• Extracted information:

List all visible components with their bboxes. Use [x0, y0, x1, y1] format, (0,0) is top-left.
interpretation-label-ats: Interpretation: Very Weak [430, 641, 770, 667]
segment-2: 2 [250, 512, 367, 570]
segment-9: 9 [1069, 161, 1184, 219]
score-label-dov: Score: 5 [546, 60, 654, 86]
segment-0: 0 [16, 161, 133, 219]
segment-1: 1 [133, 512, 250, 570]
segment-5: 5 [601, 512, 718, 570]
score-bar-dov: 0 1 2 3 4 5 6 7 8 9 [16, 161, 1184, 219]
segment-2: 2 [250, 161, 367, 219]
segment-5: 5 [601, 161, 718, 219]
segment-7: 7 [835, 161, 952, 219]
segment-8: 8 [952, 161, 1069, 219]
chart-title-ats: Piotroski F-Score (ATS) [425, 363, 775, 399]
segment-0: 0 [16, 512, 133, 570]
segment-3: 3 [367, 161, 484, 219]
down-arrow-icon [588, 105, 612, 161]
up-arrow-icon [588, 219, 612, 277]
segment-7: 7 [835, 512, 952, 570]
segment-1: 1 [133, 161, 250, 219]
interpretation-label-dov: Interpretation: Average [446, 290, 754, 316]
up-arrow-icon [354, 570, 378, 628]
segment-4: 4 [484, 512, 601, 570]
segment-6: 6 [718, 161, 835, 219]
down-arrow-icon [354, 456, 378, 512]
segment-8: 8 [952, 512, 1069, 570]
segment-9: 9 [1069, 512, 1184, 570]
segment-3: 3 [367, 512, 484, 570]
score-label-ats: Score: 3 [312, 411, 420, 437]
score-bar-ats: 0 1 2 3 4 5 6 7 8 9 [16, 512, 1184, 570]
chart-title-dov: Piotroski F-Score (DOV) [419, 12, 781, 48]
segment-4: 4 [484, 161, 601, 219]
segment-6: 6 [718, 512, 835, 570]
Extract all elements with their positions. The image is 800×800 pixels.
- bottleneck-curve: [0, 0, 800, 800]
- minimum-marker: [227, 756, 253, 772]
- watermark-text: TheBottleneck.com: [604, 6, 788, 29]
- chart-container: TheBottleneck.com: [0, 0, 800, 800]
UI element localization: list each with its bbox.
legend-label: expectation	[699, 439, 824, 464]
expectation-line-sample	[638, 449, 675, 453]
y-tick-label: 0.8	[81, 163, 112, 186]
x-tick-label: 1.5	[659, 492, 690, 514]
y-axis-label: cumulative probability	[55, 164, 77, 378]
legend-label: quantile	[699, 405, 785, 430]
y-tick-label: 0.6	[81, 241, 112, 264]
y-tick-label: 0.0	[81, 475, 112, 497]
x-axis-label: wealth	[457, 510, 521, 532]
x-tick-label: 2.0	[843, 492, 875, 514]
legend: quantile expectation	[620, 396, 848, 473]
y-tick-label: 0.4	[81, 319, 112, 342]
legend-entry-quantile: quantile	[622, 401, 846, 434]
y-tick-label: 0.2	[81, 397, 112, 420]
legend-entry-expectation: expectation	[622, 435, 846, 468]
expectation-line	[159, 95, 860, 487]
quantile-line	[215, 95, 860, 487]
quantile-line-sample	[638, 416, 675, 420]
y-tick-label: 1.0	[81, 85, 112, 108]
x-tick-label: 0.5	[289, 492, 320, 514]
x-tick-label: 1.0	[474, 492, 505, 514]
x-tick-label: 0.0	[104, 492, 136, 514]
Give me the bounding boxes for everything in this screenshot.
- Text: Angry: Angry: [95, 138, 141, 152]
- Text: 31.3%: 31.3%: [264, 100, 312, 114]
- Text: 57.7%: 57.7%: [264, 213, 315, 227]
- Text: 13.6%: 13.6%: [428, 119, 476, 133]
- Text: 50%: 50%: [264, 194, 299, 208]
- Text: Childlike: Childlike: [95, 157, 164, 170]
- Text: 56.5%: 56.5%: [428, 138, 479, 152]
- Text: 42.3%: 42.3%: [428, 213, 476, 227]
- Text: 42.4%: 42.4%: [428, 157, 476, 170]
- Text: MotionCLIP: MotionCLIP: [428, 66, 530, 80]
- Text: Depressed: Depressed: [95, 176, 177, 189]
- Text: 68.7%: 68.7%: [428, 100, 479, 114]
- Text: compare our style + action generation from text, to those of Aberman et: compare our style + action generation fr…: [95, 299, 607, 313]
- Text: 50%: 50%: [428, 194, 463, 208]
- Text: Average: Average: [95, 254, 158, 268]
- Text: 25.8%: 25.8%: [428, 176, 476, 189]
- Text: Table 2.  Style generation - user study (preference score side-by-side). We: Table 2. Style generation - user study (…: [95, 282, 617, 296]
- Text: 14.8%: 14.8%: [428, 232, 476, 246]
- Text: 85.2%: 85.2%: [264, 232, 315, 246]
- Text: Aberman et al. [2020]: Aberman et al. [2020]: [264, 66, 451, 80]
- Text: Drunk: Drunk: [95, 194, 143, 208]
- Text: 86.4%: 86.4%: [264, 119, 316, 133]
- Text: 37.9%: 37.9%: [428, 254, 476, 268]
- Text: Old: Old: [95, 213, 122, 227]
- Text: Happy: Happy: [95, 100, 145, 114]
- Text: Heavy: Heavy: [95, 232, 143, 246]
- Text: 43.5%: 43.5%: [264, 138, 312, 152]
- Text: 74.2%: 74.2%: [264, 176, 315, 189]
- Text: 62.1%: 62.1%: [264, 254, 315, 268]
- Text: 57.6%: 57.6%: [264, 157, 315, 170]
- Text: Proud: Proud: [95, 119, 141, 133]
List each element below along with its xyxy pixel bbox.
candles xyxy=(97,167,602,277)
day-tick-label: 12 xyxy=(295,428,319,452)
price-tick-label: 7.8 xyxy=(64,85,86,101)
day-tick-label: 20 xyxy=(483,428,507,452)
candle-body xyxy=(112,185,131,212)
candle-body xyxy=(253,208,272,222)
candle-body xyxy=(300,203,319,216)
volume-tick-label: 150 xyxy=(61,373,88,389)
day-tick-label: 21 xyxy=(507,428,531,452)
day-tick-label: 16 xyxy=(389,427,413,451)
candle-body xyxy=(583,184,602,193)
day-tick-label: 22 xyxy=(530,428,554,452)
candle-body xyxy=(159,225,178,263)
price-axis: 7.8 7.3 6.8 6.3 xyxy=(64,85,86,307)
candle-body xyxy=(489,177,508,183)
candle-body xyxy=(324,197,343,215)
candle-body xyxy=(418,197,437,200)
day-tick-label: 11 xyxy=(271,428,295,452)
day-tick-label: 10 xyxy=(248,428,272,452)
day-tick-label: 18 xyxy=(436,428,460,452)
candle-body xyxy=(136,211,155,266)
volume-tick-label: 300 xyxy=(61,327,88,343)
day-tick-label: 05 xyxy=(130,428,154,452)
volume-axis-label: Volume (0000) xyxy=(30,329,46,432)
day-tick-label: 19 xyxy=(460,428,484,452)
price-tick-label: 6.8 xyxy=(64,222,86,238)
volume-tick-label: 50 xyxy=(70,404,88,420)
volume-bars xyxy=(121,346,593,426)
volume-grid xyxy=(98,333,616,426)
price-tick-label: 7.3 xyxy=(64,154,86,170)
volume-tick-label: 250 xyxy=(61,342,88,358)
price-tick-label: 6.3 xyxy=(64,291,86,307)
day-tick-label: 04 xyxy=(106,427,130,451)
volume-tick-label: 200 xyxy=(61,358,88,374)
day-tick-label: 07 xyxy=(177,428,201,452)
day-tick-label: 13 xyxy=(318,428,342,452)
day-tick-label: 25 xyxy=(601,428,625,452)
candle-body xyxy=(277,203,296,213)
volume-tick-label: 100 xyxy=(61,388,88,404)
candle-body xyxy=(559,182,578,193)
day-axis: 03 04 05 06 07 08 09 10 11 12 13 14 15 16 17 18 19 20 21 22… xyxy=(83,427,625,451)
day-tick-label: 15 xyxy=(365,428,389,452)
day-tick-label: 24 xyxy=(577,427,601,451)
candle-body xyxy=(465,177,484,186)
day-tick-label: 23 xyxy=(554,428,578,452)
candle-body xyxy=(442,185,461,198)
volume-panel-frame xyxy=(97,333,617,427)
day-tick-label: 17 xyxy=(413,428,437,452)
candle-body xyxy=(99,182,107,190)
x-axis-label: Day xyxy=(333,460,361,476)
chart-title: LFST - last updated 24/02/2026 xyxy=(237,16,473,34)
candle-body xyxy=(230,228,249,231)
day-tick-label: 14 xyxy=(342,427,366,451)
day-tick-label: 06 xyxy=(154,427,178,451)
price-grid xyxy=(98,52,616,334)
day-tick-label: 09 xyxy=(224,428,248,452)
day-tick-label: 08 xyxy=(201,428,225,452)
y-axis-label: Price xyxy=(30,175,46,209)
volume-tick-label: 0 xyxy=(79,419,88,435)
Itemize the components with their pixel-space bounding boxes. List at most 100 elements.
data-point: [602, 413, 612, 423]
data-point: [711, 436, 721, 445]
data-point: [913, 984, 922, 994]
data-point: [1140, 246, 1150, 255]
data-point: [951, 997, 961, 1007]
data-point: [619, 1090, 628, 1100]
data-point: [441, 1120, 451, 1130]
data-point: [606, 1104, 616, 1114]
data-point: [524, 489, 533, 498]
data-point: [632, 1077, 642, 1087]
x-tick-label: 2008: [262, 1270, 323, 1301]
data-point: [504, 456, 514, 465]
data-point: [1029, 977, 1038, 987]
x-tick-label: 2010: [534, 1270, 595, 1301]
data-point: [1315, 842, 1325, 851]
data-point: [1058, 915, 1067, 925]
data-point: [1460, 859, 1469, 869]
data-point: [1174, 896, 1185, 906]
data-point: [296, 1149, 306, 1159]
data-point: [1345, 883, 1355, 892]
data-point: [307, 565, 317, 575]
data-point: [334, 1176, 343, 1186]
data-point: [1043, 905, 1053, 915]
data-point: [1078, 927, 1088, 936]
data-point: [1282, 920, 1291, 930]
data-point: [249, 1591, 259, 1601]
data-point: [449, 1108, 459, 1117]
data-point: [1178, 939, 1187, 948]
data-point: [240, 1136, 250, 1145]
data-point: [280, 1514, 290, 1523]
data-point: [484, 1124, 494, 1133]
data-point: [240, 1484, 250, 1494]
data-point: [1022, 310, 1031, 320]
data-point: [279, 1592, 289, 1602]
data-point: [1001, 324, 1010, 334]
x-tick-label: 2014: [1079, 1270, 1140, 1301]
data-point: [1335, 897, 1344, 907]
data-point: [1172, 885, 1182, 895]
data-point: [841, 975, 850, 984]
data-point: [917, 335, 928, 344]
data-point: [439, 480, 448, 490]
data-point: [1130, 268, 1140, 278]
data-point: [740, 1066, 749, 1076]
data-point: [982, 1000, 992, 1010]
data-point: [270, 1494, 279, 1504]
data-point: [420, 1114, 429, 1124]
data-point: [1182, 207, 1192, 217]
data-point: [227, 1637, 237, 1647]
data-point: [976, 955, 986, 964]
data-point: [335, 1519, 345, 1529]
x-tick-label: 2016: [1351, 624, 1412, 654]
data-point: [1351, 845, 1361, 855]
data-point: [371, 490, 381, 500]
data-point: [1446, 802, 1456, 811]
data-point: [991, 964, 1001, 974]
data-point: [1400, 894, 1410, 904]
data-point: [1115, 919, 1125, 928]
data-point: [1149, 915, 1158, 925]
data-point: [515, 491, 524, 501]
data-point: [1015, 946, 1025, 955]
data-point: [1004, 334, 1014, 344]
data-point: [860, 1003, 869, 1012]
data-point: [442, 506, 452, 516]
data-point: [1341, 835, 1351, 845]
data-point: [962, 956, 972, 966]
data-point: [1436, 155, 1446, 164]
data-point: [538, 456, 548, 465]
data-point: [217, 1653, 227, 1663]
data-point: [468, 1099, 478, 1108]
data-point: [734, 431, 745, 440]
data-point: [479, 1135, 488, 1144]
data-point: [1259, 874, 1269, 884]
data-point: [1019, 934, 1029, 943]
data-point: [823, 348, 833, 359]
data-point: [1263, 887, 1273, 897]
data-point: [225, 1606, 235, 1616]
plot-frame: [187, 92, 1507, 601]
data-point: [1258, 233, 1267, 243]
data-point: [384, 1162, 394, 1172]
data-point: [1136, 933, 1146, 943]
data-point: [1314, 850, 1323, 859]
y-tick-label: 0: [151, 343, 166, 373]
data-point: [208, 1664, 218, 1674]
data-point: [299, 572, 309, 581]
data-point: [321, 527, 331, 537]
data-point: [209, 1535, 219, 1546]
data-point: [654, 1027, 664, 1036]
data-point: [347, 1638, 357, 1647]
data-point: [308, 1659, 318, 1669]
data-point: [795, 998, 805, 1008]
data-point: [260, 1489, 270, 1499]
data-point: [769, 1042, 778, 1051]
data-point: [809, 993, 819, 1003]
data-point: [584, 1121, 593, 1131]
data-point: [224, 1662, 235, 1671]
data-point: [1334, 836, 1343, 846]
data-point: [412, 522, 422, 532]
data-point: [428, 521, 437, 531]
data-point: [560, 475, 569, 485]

• Goal of the exercise: Count the lines in the material above that contain the string "elements", with case counting, and reply with the number alone.

• Output: 2